> [PROBLEM]
Count how many lines contain the word "icon". Respond with the number alone.

> [TASK INPUTS]
>>>>>
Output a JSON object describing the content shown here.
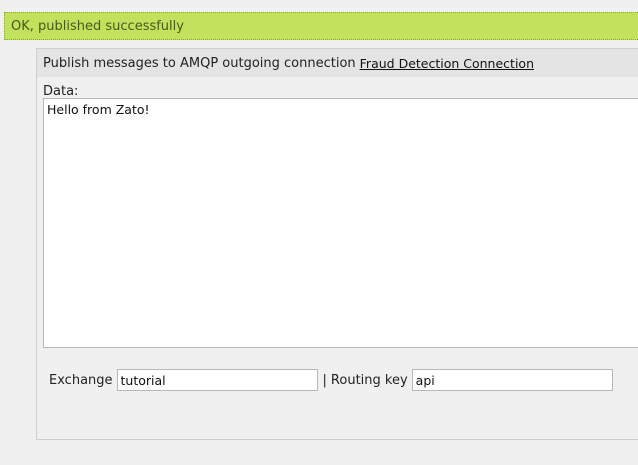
{
  "notice": {
    "message": "OK, published successfully",
    "color": "#c2e15c"
  },
  "panel": {
    "title_prefix": "Publish messages to AMQP outgoing connection",
    "connection_link": "Fraud Detection Connection",
    "data_label": "Data:",
    "data_value": "Hello from Zato!",
    "exchange_label": "Exchange",
    "exchange_value": "tutorial",
    "separator": "|",
    "routing_key_label": "Routing key",
    "routing_key_value": "api"
  }
}
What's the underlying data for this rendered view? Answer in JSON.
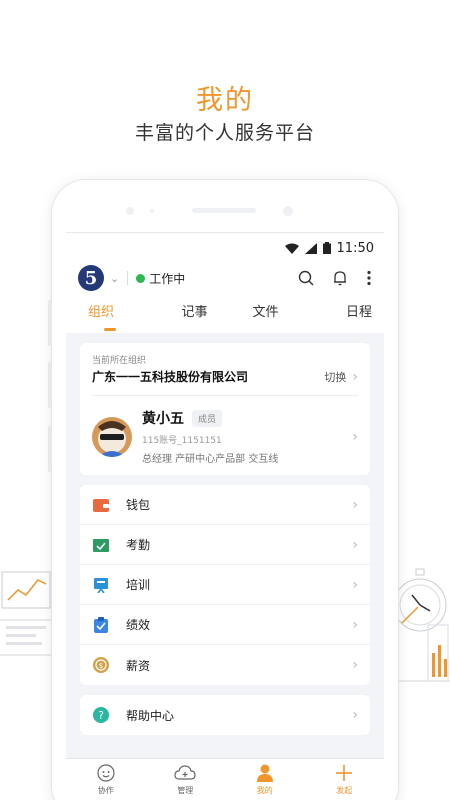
{
  "promo": {
    "title": "我的",
    "subtitle": "丰富的个人服务平台"
  },
  "statusbar": {
    "time": "11:50"
  },
  "topbar": {
    "logo_text": "5",
    "status_label": "工作中",
    "status_color": "#2cb84f"
  },
  "tabs": [
    {
      "label": "组织",
      "active": true
    },
    {
      "label": "记事",
      "active": false
    },
    {
      "label": "文件",
      "active": false
    },
    {
      "label": "日程",
      "active": false
    }
  ],
  "org": {
    "current_label": "当前所在组织",
    "name": "广东一一五科技股份有限公司",
    "switch_label": "切换"
  },
  "user": {
    "name": "黄小五",
    "badge": "成员",
    "account": "115账号_1151151",
    "role": "总经理 产研中心产品部 交互线"
  },
  "menu": [
    {
      "label": "钱包",
      "icon": "wallet-icon",
      "color": "#e86a3f"
    },
    {
      "label": "考勤",
      "icon": "attendance-icon",
      "color": "#2e9b63"
    },
    {
      "label": "培训",
      "icon": "training-icon",
      "color": "#2c92d8"
    },
    {
      "label": "绩效",
      "icon": "performance-icon",
      "color": "#3b86e0"
    },
    {
      "label": "薪资",
      "icon": "salary-icon",
      "color": "#d4a04a"
    }
  ],
  "menu2": [
    {
      "label": "帮助中心",
      "icon": "help-icon",
      "color": "#2ab6a0"
    }
  ],
  "nav": [
    {
      "label": "协作",
      "icon": "collab-icon",
      "active": false
    },
    {
      "label": "管理",
      "icon": "manage-icon",
      "active": false
    },
    {
      "label": "我的",
      "icon": "me-icon",
      "active": true
    },
    {
      "label": "发起",
      "icon": "create-icon",
      "active": false
    }
  ],
  "colors": {
    "accent": "#f0962c",
    "brand": "#243a78"
  }
}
<<<<<
> [WORKED SOLUTION]
10